- _Problem details_: Copy each line below in which the word "JSON" occurs.

══════

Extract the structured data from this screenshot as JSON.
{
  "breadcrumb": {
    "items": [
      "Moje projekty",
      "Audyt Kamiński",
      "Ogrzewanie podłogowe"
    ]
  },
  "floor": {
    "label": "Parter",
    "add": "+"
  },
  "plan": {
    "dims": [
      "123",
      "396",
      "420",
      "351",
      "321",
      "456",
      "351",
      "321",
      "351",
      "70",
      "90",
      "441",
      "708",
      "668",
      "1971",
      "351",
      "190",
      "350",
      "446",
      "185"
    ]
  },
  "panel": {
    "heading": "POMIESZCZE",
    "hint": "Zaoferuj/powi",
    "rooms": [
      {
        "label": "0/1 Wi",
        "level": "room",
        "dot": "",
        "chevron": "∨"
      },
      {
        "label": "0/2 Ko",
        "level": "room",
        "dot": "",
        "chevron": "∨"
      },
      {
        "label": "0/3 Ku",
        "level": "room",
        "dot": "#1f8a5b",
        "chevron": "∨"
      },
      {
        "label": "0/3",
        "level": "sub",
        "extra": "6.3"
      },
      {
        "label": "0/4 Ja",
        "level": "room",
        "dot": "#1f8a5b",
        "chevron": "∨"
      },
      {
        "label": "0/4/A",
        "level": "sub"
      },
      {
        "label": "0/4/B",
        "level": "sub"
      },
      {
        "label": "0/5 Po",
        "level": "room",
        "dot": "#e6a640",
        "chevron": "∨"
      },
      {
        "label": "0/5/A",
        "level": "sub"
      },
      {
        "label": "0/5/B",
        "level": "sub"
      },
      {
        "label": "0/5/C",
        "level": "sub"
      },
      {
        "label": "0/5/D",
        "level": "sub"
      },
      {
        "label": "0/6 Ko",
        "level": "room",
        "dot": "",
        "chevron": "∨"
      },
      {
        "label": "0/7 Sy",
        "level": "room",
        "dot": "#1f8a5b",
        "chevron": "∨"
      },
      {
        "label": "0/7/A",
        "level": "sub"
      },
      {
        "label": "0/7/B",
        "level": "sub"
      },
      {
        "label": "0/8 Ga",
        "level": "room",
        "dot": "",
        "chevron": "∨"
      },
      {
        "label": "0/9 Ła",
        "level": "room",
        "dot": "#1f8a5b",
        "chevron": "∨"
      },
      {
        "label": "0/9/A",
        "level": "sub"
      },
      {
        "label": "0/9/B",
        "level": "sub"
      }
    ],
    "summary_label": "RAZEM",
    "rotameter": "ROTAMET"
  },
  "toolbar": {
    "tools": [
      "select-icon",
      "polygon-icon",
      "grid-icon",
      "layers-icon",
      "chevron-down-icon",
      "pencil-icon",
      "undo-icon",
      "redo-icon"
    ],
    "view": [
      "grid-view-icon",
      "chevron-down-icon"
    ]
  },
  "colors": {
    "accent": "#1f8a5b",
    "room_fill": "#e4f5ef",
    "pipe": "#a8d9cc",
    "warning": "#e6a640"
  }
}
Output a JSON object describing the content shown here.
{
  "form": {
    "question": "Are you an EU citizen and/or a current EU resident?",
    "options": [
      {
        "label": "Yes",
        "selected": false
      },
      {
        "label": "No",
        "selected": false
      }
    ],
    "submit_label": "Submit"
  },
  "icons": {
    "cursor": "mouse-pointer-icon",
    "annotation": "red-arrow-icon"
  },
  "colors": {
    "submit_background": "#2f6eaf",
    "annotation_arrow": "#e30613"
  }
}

══════

- _Written reply_:
Extract the structured data from this screenshot as JSON.
Output a JSON object describing the content shown here.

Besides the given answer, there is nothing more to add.